*What you will do*:
Print every entry word for word, but omit the pictures.
━━━━━━━━━━━━━━━━━━━━━━━━━━━━━━
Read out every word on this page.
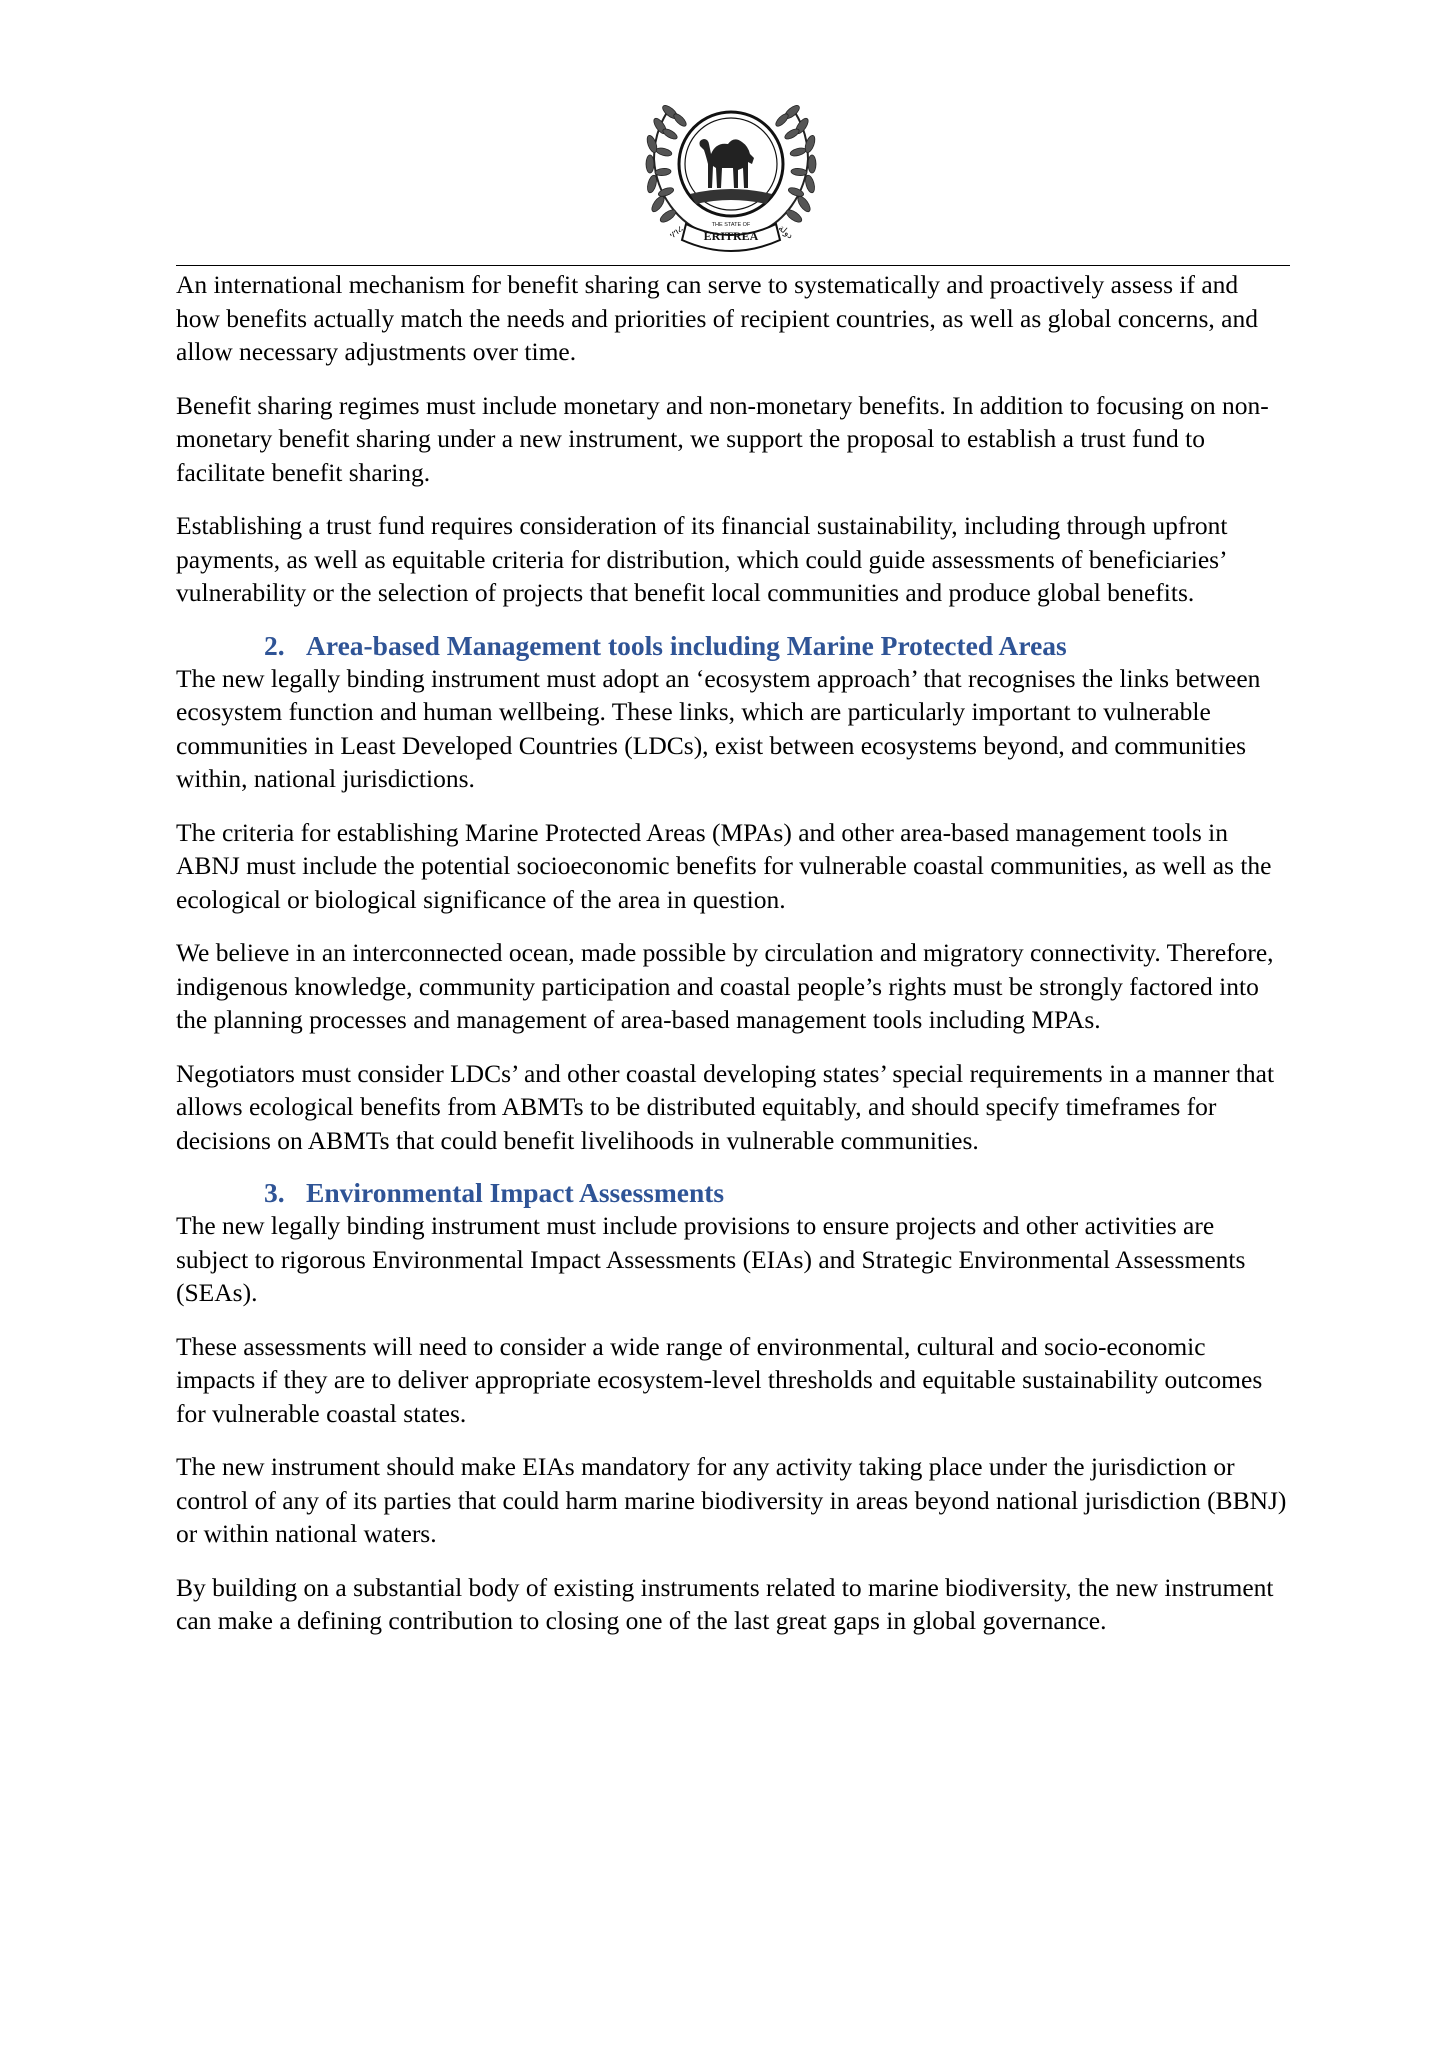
ERITREA
THE STATE OF
ሃገረ	دولة

An international mechanism for benefit sharing can serve to systematically and proactively assess if and how benefits actually match the needs and priorities of recipient countries, as well as global concerns, and allow necessary adjustments over time.

Benefit sharing regimes must include monetary and non-monetary benefits. In addition to focusing on non-monetary benefit sharing under a new instrument, we support the proposal to establish a trust fund to facilitate benefit sharing.

Establishing a trust fund requires consideration of its financial sustainability, including through upfront payments, as well as equitable criteria for distribution, which could guide assessments of beneficiaries’ vulnerability or the selection of projects that benefit local communities and produce global benefits.

2. Area-based Management tools including Marine Protected Areas

The new legally binding instrument must adopt an ‘ecosystem approach’ that recognises the links between ecosystem function and human wellbeing. These links, which are particularly important to vulnerable communities in Least Developed Countries (LDCs), exist between ecosystems beyond, and communities within, national jurisdictions.

The criteria for establishing Marine Protected Areas (MPAs) and other area-based management tools in ABNJ must include the potential socioeconomic benefits for vulnerable coastal communities, as well as the ecological or biological significance of the area in question.

We believe in an interconnected ocean, made possible by circulation and migratory connectivity. Therefore, indigenous knowledge, community participation and coastal people’s rights must be strongly factored into the planning processes and management of area-based management tools including MPAs.

Negotiators must consider LDCs’ and other coastal developing states’ special requirements in a manner that allows ecological benefits from ABMTs to be distributed equitably, and should specify timeframes for decisions on ABMTs that could benefit livelihoods in vulnerable communities.

3. Environmental Impact Assessments

The new legally binding instrument must include provisions to ensure projects and other activities are subject to rigorous Environmental Impact Assessments (EIAs) and Strategic Environmental Assessments (SEAs).

These assessments will need to consider a wide range of environmental, cultural and socio-economic impacts if they are to deliver appropriate ecosystem-level thresholds and equitable sustainability outcomes for vulnerable coastal states.

The new instrument should make EIAs mandatory for any activity taking place under the jurisdiction or control of any of its parties that could harm marine biodiversity in areas beyond national jurisdiction (BBNJ) or within national waters.

By building on a substantial body of existing instruments related to marine biodiversity, the new instrument can make a defining contribution to closing one of the last great gaps in global governance.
━━━━━━━━━━━━━━━━━━━━━━━━━━━━━━
*The result*:
Read out every word on this page.
ERITREA
THE STATE OF
ሃገረ	دولة

An international mechanism for benefit sharing can serve to systematically and proactively assess if and how benefits actually match the needs and priorities of recipient countries, as well as global concerns, and allow necessary adjustments over time.

Benefit sharing regimes must include monetary and non-monetary benefits. In addition to focusing on non-monetary benefit sharing under a new instrument, we support the proposal to establish a trust fund to facilitate benefit sharing.

Establishing a trust fund requires consideration of its financial sustainability, including through upfront payments, as well as equitable criteria for distribution, which could guide assessments of beneficiaries’ vulnerability or the selection of projects that benefit local communities and produce global benefits.

2. Area-based Management tools including Marine Protected Areas

The new legally binding instrument must adopt an ‘ecosystem approach’ that recognises the links between ecosystem function and human wellbeing. These links, which are particularly important to vulnerable communities in Least Developed Countries (LDCs), exist between ecosystems beyond, and communities within, national jurisdictions.

The criteria for establishing Marine Protected Areas (MPAs) and other area-based management tools in ABNJ must include the potential socioeconomic benefits for vulnerable coastal communities, as well as the ecological or biological significance of the area in question.

We believe in an interconnected ocean, made possible by circulation and migratory connectivity. Therefore, indigenous knowledge, community participation and coastal people’s rights must be strongly factored into the planning processes and management of area-based management tools including MPAs.

Negotiators must consider LDCs’ and other coastal developing states’ special requirements in a manner that allows ecological benefits from ABMTs to be distributed equitably, and should specify timeframes for decisions on ABMTs that could benefit livelihoods in vulnerable communities.

3. Environmental Impact Assessments

The new legally binding instrument must include provisions to ensure projects and other activities are subject to rigorous Environmental Impact Assessments (EIAs) and Strategic Environmental Assessments (SEAs).

These assessments will need to consider a wide range of environmental, cultural and socio-economic impacts if they are to deliver appropriate ecosystem-level thresholds and equitable sustainability outcomes for vulnerable coastal states.

The new instrument should make EIAs mandatory for any activity taking place under the jurisdiction or control of any of its parties that could harm marine biodiversity in areas beyond national jurisdiction (BBNJ) or within national waters.

By building on a substantial body of existing instruments related to marine biodiversity, the new instrument can make a defining contribution to closing one of the last great gaps in global governance.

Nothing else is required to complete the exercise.